━━━━━ Listed records

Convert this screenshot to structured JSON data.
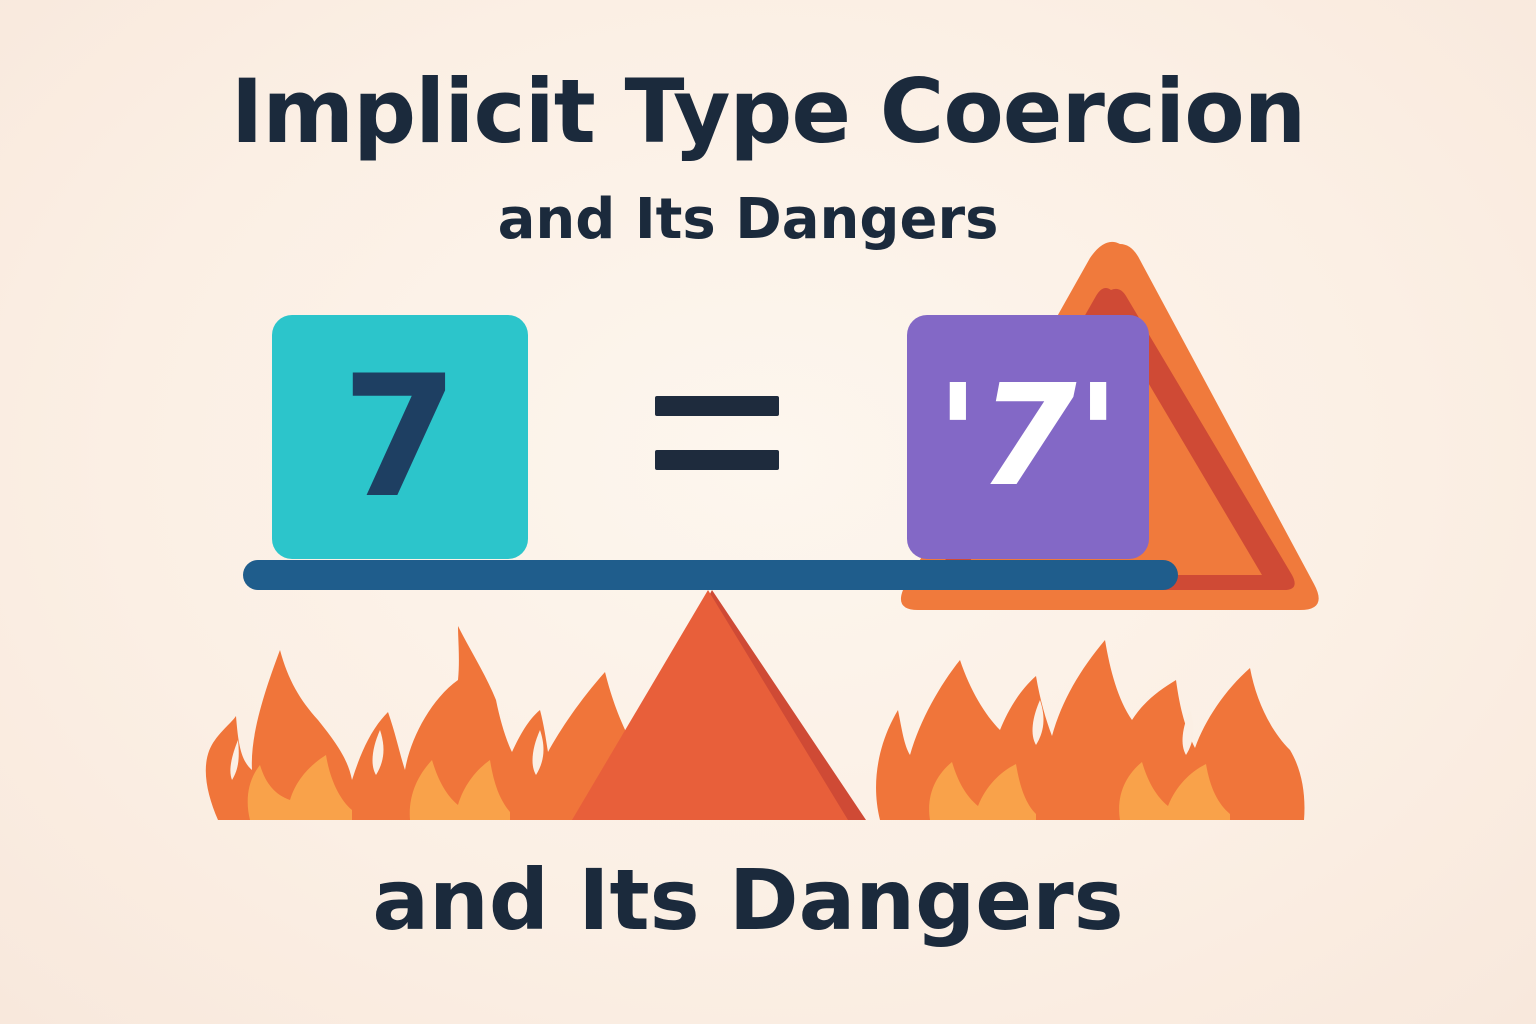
{
  "title": "Implicit Type Coercion",
  "subtitle": "and Its Dangers",
  "bottom_caption": "and Its Dangers",
  "left_value": "7",
  "right_value": "'7'",
  "operator": "equals",
  "icons": [
    "warning-triangle-icon",
    "fire-icon",
    "fulcrum-triangle-icon",
    "equals-icon"
  ],
  "colors": {
    "background": "#fbefe4",
    "text": "#1b2a3c",
    "number_box": "#2cc5cb",
    "number_text": "#1e3f62",
    "string_box": "#8368c6",
    "string_text": "#ffffff",
    "beam": "#1f5d8c",
    "warning_orange": "#f07a3c",
    "warning_red": "#cf4a35",
    "fire_orange": "#f0753a",
    "fire_light": "#f9a24a"
  }
}
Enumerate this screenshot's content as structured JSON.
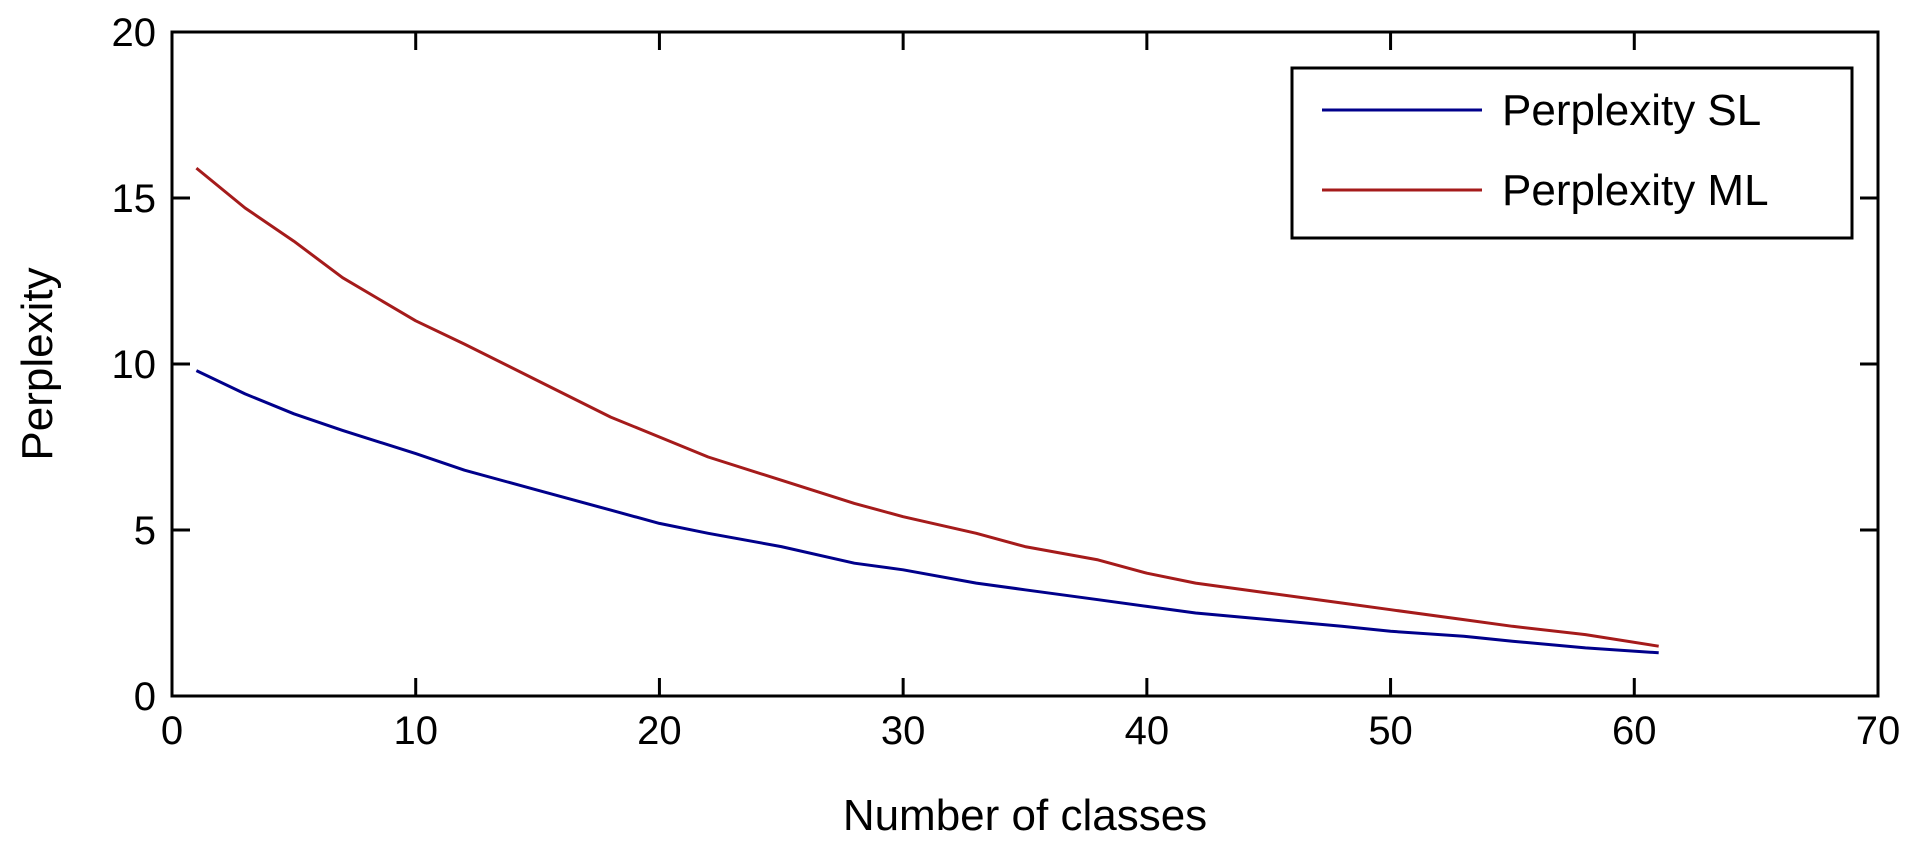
{
  "chart_data": {
    "type": "line",
    "xlabel": "Number of classes",
    "ylabel": "Perplexity",
    "xlim": [
      0,
      70
    ],
    "ylim": [
      0,
      20
    ],
    "xticks": [
      0,
      10,
      20,
      30,
      40,
      50,
      60,
      70
    ],
    "yticks": [
      0,
      5,
      10,
      15,
      20
    ],
    "grid": false,
    "legend_position": "top-right",
    "x": [
      1,
      3,
      5,
      7,
      10,
      12,
      15,
      18,
      20,
      22,
      25,
      28,
      30,
      33,
      35,
      38,
      40,
      42,
      45,
      48,
      50,
      53,
      55,
      58,
      61
    ],
    "series": [
      {
        "name": "Perplexity SL",
        "color": "#00008b",
        "values": [
          9.8,
          9.1,
          8.5,
          8.0,
          7.3,
          6.8,
          6.2,
          5.6,
          5.2,
          4.9,
          4.5,
          4.0,
          3.8,
          3.4,
          3.2,
          2.9,
          2.7,
          2.5,
          2.3,
          2.1,
          1.95,
          1.8,
          1.65,
          1.45,
          1.3
        ]
      },
      {
        "name": "Perplexity ML",
        "color": "#a51b1b",
        "values": [
          15.9,
          14.7,
          13.7,
          12.6,
          11.3,
          10.6,
          9.5,
          8.4,
          7.8,
          7.2,
          6.5,
          5.8,
          5.4,
          4.9,
          4.5,
          4.1,
          3.7,
          3.4,
          3.1,
          2.8,
          2.6,
          2.3,
          2.1,
          1.85,
          1.5
        ]
      }
    ]
  }
}
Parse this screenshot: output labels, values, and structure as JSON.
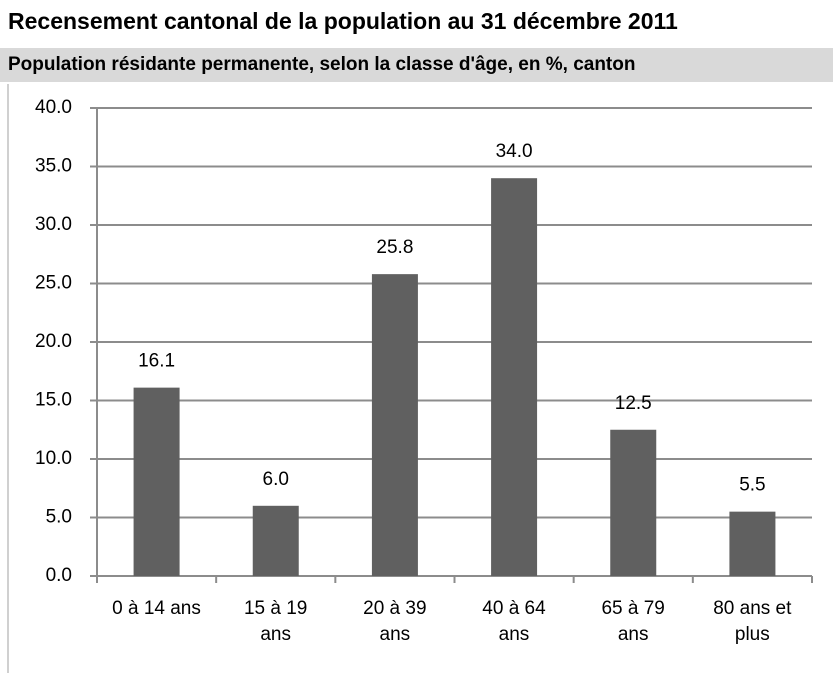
{
  "chart_data": {
    "type": "bar",
    "title": "Recensement cantonal de la population au 31 décembre 2011",
    "subtitle": "Population résidante permanente, selon la classe d'âge, en %, canton",
    "categories": [
      "0 à 14 ans",
      "15 à 19\nans",
      "20 à 39\nans",
      "40 à 64\nans",
      "65 à 79\nans",
      "80 ans et\nplus"
    ],
    "values": [
      16.1,
      6,
      25.8,
      34,
      12.5,
      5.5
    ],
    "value_labels": [
      "16.1",
      "6.0",
      "25.8",
      "34.0",
      "12.5",
      "5.5"
    ],
    "color": "#606060",
    "ylim": [
      0,
      40
    ],
    "yticks": [
      {
        "value": 0,
        "label": "0.0"
      },
      {
        "value": 5,
        "label": "5.0"
      },
      {
        "value": 10,
        "label": "10.0"
      },
      {
        "value": 15,
        "label": "15.0"
      },
      {
        "value": 20,
        "label": "20.0"
      },
      {
        "value": 25,
        "label": "25.0"
      },
      {
        "value": 30,
        "label": "30.0"
      },
      {
        "value": 35,
        "label": "35.0"
      },
      {
        "value": 40,
        "label": "40.0"
      }
    ],
    "grid": true
  }
}
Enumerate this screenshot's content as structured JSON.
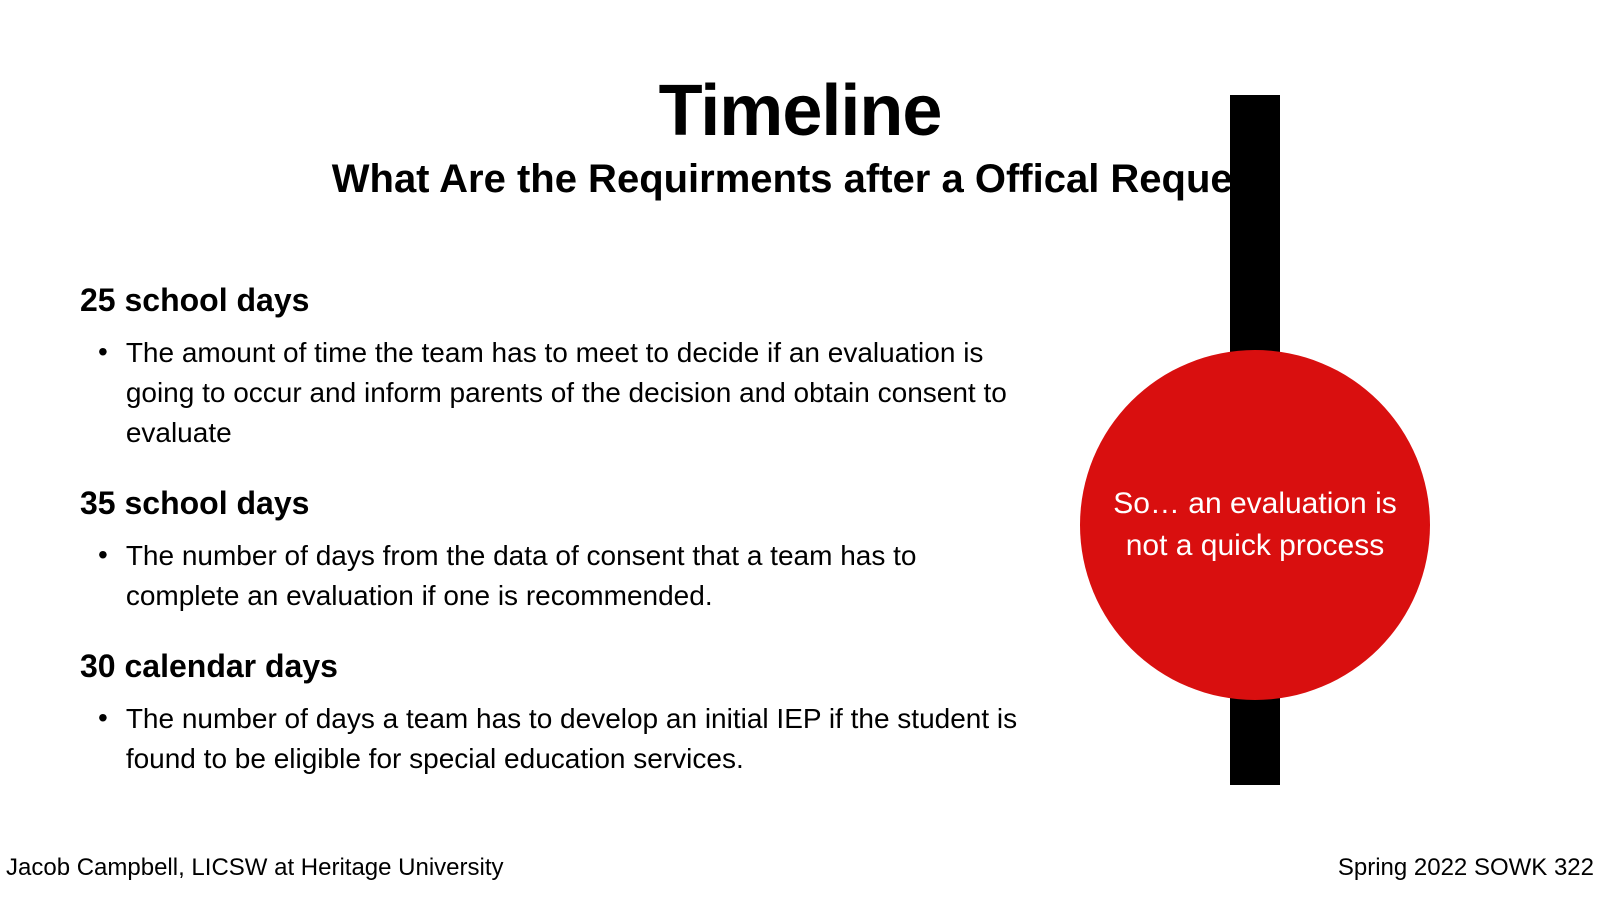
{
  "header": {
    "title": "Timeline",
    "subtitle": "What Are the Requirments after a Offical Request"
  },
  "sections": [
    {
      "heading": "25 school days",
      "bullet": "The amount of time the team has to meet to decide if an evaluation is going to occur and inform parents of the decision and obtain consent to evaluate"
    },
    {
      "heading": "35 school days",
      "bullet": "The number of days from the data of consent that a team has to complete an evaluation if one is recommended."
    },
    {
      "heading": "30 calendar days",
      "bullet": "The number of days a team has to develop an initial IEP if the student is found to be eligible for special education services."
    }
  ],
  "callout": {
    "text": "So… an evaluation is not a quick process",
    "background_color": "#d90f0f",
    "text_color": "#ffffff"
  },
  "decoration": {
    "bar_color": "#000000"
  },
  "footer": {
    "left": "Jacob Campbell, LICSW at Heritage University",
    "right": "Spring 2022 SOWK 322"
  }
}
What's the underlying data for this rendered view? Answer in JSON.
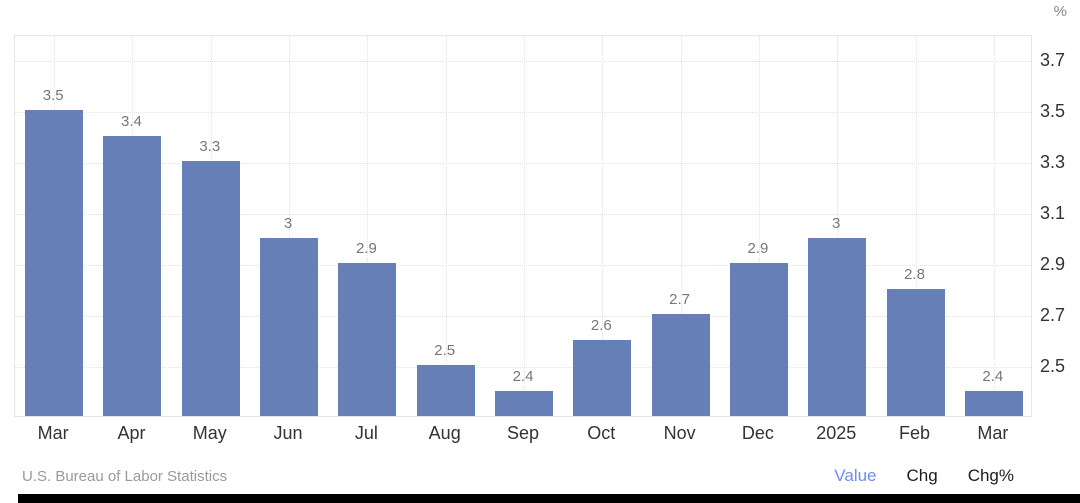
{
  "chart_data": {
    "type": "bar",
    "title": "",
    "unit_label": "%",
    "categories": [
      "Mar",
      "Apr",
      "May",
      "Jun",
      "Jul",
      "Aug",
      "Sep",
      "Oct",
      "Nov",
      "Dec",
      "2025",
      "Feb",
      "Mar"
    ],
    "values": [
      3.5,
      3.4,
      3.3,
      3.0,
      2.9,
      2.5,
      2.4,
      2.6,
      2.7,
      2.9,
      3.0,
      2.8,
      2.4
    ],
    "data_labels": [
      "3.5",
      "3.4",
      "3.3",
      "3",
      "2.9",
      "2.5",
      "2.4",
      "2.6",
      "2.7",
      "2.9",
      "3",
      "2.8",
      "2.4"
    ],
    "y_ticks": [
      "3.7",
      "3.5",
      "3.3",
      "3.1",
      "2.9",
      "2.7",
      "2.5"
    ],
    "ylim": [
      2.3,
      3.8
    ],
    "xlabel": "",
    "ylabel": "%",
    "grid": true,
    "legend_position": "none",
    "colors": {
      "bar": "#6680b7",
      "grid": "#e3e3e3",
      "axis_border": "#e6e6e6",
      "data_label": "#777777",
      "axis_text": "#333333",
      "unit_text": "#888888"
    }
  },
  "footer": {
    "source": "U.S. Bureau of Labor Statistics",
    "links": [
      {
        "label": "Value",
        "active": true
      },
      {
        "label": "Chg",
        "active": false
      },
      {
        "label": "Chg%",
        "active": false
      }
    ],
    "colors": {
      "active_link": "#6e8df2",
      "link": "#1c1c1c",
      "source": "#9a9a9a"
    }
  }
}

━━━━━━━━━━

» **Stated problem**: Identify every line above that includes the word "triangle", and show those lines.

» **The answer**:
    "warning-triangle-icon",
    "fulcrum-triangle-icon",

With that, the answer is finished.